* _EXERCISE INSTRUCTIONS_
Reproduce the records below, swapping each occurrence of "Browse Information" for "Source Browsing" and keeping every other character the same.

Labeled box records
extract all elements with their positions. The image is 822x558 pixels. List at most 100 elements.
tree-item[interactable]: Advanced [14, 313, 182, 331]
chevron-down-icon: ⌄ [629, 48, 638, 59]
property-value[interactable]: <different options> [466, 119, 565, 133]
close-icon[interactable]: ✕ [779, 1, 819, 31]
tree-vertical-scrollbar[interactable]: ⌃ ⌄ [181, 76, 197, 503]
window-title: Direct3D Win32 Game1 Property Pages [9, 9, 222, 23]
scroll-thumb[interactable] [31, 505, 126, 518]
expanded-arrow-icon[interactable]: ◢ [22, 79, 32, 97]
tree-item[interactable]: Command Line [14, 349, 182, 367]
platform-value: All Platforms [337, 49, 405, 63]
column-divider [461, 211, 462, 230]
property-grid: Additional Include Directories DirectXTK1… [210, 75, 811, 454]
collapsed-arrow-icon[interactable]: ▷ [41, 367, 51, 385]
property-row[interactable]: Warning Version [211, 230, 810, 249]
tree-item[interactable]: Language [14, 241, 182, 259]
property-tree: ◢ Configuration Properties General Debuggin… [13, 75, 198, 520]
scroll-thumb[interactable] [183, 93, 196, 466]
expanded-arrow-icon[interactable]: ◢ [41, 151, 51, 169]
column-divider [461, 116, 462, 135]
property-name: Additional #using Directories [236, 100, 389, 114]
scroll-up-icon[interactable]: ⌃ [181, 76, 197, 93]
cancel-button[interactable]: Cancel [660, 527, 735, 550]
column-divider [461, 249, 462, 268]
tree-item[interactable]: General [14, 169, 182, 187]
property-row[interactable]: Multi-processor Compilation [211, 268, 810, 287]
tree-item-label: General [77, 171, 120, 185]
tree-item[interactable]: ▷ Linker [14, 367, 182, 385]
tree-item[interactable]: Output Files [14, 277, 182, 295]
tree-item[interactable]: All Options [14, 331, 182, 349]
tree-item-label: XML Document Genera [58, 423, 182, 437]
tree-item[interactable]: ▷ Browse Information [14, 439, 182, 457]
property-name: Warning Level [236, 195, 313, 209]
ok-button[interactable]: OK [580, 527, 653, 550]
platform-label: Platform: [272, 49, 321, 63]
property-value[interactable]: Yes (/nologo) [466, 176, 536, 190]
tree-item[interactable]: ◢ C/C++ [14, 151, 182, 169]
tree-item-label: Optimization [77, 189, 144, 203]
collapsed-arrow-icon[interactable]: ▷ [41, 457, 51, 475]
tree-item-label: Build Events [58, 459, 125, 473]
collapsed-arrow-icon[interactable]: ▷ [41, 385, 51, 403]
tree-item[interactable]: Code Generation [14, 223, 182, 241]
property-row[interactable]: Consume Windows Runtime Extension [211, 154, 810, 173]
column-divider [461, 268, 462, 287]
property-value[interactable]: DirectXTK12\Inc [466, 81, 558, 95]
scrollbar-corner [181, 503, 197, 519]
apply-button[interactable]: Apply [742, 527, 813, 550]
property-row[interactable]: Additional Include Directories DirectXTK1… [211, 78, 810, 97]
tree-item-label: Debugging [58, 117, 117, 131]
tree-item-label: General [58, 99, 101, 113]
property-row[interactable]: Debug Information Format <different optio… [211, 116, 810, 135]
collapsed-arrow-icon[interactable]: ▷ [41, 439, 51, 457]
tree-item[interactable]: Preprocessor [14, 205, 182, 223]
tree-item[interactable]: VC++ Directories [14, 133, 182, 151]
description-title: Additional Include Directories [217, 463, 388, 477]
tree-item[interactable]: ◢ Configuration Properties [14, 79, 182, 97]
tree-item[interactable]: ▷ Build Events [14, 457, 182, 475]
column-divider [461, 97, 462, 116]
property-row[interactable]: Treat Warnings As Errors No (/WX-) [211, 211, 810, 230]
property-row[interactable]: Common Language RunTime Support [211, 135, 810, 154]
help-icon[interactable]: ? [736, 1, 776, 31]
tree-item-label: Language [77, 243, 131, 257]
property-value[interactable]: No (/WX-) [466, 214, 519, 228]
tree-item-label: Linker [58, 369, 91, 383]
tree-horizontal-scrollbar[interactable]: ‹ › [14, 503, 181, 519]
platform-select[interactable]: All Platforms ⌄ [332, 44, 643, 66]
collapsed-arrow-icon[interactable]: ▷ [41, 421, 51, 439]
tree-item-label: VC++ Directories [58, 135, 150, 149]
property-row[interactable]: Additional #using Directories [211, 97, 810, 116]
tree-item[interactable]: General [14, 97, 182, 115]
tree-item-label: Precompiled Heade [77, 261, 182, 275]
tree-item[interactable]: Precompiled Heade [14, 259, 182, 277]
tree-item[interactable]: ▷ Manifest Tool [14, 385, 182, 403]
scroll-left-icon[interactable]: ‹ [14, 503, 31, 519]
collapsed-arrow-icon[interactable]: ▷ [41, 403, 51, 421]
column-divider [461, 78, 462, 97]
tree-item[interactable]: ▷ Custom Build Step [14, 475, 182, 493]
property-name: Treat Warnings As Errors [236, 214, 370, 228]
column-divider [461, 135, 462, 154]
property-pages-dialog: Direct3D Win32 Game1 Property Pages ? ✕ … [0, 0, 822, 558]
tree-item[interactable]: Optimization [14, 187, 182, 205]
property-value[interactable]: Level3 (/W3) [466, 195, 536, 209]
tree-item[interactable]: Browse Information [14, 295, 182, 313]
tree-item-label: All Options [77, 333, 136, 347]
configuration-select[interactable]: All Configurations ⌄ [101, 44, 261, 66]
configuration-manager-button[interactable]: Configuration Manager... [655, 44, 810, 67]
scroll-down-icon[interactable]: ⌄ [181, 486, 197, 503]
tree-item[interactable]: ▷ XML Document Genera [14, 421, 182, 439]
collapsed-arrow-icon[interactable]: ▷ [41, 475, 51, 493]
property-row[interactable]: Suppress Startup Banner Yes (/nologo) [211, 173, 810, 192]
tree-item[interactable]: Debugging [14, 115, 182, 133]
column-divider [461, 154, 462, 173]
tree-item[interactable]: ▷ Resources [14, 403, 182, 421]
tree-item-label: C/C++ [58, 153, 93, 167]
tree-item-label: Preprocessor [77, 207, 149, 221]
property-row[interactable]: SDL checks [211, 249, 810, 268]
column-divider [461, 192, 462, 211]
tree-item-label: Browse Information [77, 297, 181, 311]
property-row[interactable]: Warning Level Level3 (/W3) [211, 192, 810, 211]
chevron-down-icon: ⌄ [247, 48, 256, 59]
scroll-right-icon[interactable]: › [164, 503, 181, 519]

* _RIGHT ANSWER_
extract all elements with their positions. The image is 822x558 pixels. List at most 100 elements.
tree-item[interactable]: Advanced [14, 313, 182, 331]
chevron-down-icon: ⌄ [629, 48, 638, 59]
property-value[interactable]: <different options> [466, 119, 565, 133]
close-icon[interactable]: ✕ [779, 1, 819, 31]
tree-vertical-scrollbar[interactable]: ⌃ ⌄ [181, 76, 197, 503]
window-title: Direct3D Win32 Game1 Property Pages [9, 9, 222, 23]
scroll-thumb[interactable] [31, 505, 126, 518]
expanded-arrow-icon[interactable]: ◢ [22, 79, 32, 97]
tree-item[interactable]: Command Line [14, 349, 182, 367]
platform-value: All Platforms [337, 49, 405, 63]
column-divider [461, 211, 462, 230]
property-grid: Additional Include Directories DirectXTK1… [210, 75, 811, 454]
collapsed-arrow-icon[interactable]: ▷ [41, 367, 51, 385]
property-row[interactable]: Warning Version [211, 230, 810, 249]
tree-item[interactable]: Language [14, 241, 182, 259]
property-tree: ◢ Configuration Properties General Debuggin… [13, 75, 198, 520]
scroll-thumb[interactable] [183, 93, 196, 466]
expanded-arrow-icon[interactable]: ◢ [41, 151, 51, 169]
column-divider [461, 116, 462, 135]
property-name: Additional #using Directories [236, 100, 389, 114]
scroll-up-icon[interactable]: ⌃ [181, 76, 197, 93]
cancel-button[interactable]: Cancel [660, 527, 735, 550]
column-divider [461, 249, 462, 268]
tree-item[interactable]: General [14, 169, 182, 187]
property-row[interactable]: Multi-processor Compilation [211, 268, 810, 287]
tree-item-label: General [77, 171, 120, 185]
tree-item[interactable]: ▷ Linker [14, 367, 182, 385]
tree-item[interactable]: Output Files [14, 277, 182, 295]
tree-item[interactable]: All Options [14, 331, 182, 349]
tree-item-label: XML Document Genera [58, 423, 182, 437]
tree-item[interactable]: ▷ Source Browsing [14, 439, 182, 457]
property-name: Warning Level [236, 195, 313, 209]
ok-button[interactable]: OK [580, 527, 653, 550]
platform-label: Platform: [272, 49, 321, 63]
property-value[interactable]: Yes (/nologo) [466, 176, 536, 190]
tree-item[interactable]: ◢ C/C++ [14, 151, 182, 169]
tree-item-label: Optimization [77, 189, 144, 203]
collapsed-arrow-icon[interactable]: ▷ [41, 457, 51, 475]
tree-item-label: Build Events [58, 459, 125, 473]
collapsed-arrow-icon[interactable]: ▷ [41, 385, 51, 403]
tree-item[interactable]: Code Generation [14, 223, 182, 241]
property-row[interactable]: Consume Windows Runtime Extension [211, 154, 810, 173]
column-divider [461, 268, 462, 287]
property-value[interactable]: DirectXTK12\Inc [466, 81, 558, 95]
scrollbar-corner [181, 503, 197, 519]
apply-button[interactable]: Apply [742, 527, 813, 550]
property-row[interactable]: Additional Include Directories DirectXTK1… [211, 78, 810, 97]
tree-item-label: Debugging [58, 117, 117, 131]
tree-item-label: General [58, 99, 101, 113]
property-row[interactable]: Debug Information Format <different optio… [211, 116, 810, 135]
collapsed-arrow-icon[interactable]: ▷ [41, 439, 51, 457]
tree-item[interactable]: Preprocessor [14, 205, 182, 223]
tree-item[interactable]: VC++ Directories [14, 133, 182, 151]
description-title: Additional Include Directories [217, 463, 388, 477]
tree-item[interactable]: ◢ Configuration Properties [14, 79, 182, 97]
tree-item[interactable]: ▷ Build Events [14, 457, 182, 475]
column-divider [461, 97, 462, 116]
property-row[interactable]: Treat Warnings As Errors No (/WX-) [211, 211, 810, 230]
property-row[interactable]: Common Language RunTime Support [211, 135, 810, 154]
help-icon[interactable]: ? [736, 1, 776, 31]
tree-item-label: Language [77, 243, 131, 257]
property-value[interactable]: No (/WX-) [466, 214, 519, 228]
tree-item-label: Linker [58, 369, 91, 383]
tree-horizontal-scrollbar[interactable]: ‹ › [14, 503, 181, 519]
platform-select[interactable]: All Platforms ⌄ [332, 44, 643, 66]
collapsed-arrow-icon[interactable]: ▷ [41, 421, 51, 439]
tree-item-label: VC++ Directories [58, 135, 150, 149]
property-row[interactable]: Additional #using Directories [211, 97, 810, 116]
tree-item[interactable]: General [14, 97, 182, 115]
tree-item-label: Precompiled Heade [77, 261, 182, 275]
tree-item[interactable]: Precompiled Heade [14, 259, 182, 277]
tree-item[interactable]: ▷ Manifest Tool [14, 385, 182, 403]
scroll-left-icon[interactable]: ‹ [14, 503, 31, 519]
collapsed-arrow-icon[interactable]: ▷ [41, 403, 51, 421]
column-divider [461, 78, 462, 97]
tree-item[interactable]: ▷ Custom Build Step [14, 475, 182, 493]
property-name: Treat Warnings As Errors [236, 214, 370, 228]
column-divider [461, 135, 462, 154]
property-pages-dialog: Direct3D Win32 Game1 Property Pages ? ✕ … [0, 0, 822, 558]
tree-item[interactable]: Optimization [14, 187, 182, 205]
property-value[interactable]: Level3 (/W3) [466, 195, 536, 209]
tree-item[interactable]: Source Browsing [14, 295, 182, 313]
tree-item-label: All Options [77, 333, 136, 347]
configuration-select[interactable]: All Configurations ⌄ [101, 44, 261, 66]
configuration-manager-button[interactable]: Configuration Manager... [655, 44, 810, 67]
scroll-down-icon[interactable]: ⌄ [181, 486, 197, 503]
tree-item[interactable]: ▷ XML Document Genera [14, 421, 182, 439]
collapsed-arrow-icon[interactable]: ▷ [41, 475, 51, 493]
property-row[interactable]: Suppress Startup Banner Yes (/nologo) [211, 173, 810, 192]
tree-item[interactable]: Debugging [14, 115, 182, 133]
column-divider [461, 154, 462, 173]
tree-item[interactable]: ▷ Resources [14, 403, 182, 421]
tree-item-label: C/C++ [58, 153, 93, 167]
tree-item-label: Preprocessor [77, 207, 149, 221]
property-row[interactable]: SDL checks [211, 249, 810, 268]
column-divider [461, 192, 462, 211]
tree-item-label: Source Browsing [77, 297, 181, 311]
property-row[interactable]: Warning Level Level3 (/W3) [211, 192, 810, 211]
chevron-down-icon: ⌄ [247, 48, 256, 59]
scroll-right-icon[interactable]: › [164, 503, 181, 519]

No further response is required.